• [Dataset rows]
********************
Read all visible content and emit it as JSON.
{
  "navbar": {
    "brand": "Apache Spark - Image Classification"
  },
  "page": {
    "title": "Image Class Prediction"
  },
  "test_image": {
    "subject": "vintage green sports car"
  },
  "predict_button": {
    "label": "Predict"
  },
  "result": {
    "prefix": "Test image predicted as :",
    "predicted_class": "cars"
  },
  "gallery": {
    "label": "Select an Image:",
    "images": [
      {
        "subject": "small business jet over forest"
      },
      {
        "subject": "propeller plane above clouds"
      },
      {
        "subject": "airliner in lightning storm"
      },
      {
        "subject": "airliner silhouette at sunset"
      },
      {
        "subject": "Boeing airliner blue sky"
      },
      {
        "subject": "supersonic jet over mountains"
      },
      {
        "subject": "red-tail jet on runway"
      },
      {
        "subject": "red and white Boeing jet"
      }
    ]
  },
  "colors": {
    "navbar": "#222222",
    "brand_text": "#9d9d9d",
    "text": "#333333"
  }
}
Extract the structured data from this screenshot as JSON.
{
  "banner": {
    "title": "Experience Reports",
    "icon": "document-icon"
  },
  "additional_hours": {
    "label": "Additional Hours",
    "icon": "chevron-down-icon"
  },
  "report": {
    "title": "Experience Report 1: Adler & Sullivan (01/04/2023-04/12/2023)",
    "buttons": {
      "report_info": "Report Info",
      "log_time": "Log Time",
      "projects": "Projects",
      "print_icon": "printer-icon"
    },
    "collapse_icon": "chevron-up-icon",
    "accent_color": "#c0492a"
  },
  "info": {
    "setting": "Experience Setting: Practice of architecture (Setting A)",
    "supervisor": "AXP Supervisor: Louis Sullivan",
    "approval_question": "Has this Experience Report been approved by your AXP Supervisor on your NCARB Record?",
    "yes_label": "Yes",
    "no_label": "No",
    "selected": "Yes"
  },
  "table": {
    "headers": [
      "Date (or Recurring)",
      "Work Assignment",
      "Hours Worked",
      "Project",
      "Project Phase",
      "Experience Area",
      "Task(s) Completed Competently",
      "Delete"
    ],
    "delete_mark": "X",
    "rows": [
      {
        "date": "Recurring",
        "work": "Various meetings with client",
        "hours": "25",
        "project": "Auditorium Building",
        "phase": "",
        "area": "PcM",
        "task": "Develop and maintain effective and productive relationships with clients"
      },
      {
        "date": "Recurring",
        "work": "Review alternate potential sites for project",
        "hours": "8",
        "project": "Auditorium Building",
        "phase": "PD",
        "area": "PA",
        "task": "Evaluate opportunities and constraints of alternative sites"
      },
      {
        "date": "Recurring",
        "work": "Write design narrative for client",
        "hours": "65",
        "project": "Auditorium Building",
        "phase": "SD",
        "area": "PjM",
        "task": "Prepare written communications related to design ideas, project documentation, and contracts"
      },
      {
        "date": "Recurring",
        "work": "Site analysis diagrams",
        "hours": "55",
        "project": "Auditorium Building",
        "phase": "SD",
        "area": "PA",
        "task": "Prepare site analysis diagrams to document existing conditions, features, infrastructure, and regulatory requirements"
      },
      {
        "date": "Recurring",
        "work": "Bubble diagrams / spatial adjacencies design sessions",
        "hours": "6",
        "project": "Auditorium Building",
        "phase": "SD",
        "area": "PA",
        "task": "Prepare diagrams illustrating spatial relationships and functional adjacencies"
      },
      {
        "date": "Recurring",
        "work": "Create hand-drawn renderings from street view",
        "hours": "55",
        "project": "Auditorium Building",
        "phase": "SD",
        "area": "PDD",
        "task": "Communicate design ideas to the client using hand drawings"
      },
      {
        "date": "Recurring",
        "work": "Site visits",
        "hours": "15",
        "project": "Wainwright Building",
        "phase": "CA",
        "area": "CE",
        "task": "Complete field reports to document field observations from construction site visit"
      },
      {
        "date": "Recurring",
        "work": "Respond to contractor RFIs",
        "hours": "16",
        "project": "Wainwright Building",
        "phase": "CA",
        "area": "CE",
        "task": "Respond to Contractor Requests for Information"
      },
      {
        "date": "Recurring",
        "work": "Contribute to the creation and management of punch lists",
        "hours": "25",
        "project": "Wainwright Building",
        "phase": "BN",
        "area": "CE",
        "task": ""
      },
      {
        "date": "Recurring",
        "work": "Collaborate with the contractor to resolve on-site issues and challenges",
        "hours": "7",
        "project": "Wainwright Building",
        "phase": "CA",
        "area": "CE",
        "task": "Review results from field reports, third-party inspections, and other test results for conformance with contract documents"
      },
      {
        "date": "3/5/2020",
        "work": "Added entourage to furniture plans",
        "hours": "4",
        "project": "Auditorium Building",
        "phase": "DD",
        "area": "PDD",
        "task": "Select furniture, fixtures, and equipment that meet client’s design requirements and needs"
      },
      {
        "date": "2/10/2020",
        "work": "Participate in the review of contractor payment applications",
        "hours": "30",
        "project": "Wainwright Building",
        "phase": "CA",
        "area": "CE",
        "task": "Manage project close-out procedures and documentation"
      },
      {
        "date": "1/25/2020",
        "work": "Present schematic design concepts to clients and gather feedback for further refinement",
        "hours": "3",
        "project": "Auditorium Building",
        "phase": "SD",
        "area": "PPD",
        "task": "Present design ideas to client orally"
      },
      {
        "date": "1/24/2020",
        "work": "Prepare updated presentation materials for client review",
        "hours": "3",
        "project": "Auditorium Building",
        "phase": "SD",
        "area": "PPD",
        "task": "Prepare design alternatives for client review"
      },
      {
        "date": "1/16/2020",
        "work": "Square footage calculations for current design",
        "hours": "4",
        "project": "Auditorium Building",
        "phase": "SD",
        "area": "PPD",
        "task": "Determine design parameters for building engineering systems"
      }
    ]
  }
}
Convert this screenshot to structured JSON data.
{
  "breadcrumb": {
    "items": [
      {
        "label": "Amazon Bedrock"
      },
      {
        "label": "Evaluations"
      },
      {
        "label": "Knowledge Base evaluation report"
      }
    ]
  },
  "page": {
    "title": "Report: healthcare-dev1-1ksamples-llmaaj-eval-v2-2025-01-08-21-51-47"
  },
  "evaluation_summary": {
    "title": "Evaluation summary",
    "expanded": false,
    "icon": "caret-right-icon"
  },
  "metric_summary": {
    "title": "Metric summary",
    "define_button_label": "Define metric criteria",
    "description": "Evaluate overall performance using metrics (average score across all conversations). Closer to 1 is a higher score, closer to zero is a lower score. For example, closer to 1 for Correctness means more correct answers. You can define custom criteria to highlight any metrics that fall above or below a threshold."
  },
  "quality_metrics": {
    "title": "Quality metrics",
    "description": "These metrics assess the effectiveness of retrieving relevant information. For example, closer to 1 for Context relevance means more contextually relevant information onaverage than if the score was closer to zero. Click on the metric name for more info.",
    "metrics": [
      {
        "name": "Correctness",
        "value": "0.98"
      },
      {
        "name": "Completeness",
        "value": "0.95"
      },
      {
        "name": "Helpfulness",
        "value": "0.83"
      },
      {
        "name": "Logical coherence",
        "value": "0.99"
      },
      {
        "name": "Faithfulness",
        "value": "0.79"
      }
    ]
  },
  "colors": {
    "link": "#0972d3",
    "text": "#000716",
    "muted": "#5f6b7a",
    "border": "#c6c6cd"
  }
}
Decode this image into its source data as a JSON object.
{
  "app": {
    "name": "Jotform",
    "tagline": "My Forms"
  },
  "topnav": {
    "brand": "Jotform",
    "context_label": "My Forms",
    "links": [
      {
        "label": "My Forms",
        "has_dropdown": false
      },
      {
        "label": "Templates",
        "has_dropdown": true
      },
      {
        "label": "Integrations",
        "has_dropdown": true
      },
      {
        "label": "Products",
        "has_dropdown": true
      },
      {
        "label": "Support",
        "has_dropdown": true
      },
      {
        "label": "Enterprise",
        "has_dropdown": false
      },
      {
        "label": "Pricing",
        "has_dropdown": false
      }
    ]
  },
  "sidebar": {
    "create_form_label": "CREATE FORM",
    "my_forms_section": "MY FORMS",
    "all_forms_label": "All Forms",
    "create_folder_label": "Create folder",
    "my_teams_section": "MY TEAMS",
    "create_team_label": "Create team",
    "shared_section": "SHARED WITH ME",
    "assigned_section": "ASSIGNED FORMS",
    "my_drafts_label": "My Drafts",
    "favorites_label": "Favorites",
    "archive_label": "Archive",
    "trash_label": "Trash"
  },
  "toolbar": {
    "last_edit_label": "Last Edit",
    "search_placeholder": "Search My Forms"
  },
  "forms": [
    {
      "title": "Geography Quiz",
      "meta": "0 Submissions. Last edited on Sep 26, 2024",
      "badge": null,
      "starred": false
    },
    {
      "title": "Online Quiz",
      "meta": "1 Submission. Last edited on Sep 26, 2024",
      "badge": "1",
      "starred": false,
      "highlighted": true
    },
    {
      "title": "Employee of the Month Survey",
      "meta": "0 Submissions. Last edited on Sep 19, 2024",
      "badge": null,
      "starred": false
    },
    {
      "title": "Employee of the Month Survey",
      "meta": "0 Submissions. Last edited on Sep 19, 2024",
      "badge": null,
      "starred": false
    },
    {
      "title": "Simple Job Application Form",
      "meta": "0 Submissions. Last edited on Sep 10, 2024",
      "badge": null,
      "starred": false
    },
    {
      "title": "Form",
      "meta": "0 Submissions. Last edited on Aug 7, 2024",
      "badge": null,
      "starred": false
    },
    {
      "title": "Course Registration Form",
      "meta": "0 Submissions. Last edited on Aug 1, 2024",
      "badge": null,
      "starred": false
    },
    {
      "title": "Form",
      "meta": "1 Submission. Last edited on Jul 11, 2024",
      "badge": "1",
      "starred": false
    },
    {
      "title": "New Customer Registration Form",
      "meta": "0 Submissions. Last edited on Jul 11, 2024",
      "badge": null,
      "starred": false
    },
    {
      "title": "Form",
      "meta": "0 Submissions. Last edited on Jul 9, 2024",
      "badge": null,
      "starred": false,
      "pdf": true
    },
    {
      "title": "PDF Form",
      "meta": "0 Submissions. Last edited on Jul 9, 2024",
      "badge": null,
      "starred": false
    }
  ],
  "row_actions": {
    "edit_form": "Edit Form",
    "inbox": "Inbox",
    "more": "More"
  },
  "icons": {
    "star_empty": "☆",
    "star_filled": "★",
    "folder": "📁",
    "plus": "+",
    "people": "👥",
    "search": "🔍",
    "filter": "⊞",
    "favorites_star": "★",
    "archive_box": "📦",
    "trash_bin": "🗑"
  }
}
********************
• [What is expected] Show each line in the entries that holds the string "requirements".

• [Solution below]
        "task": "Prepare site analysis diagrams to document existing conditions, features, infrastructure, and regulatory requirements"
        "task": "Select furniture, fixtures, and equipment that meet client’s design requirements and needs"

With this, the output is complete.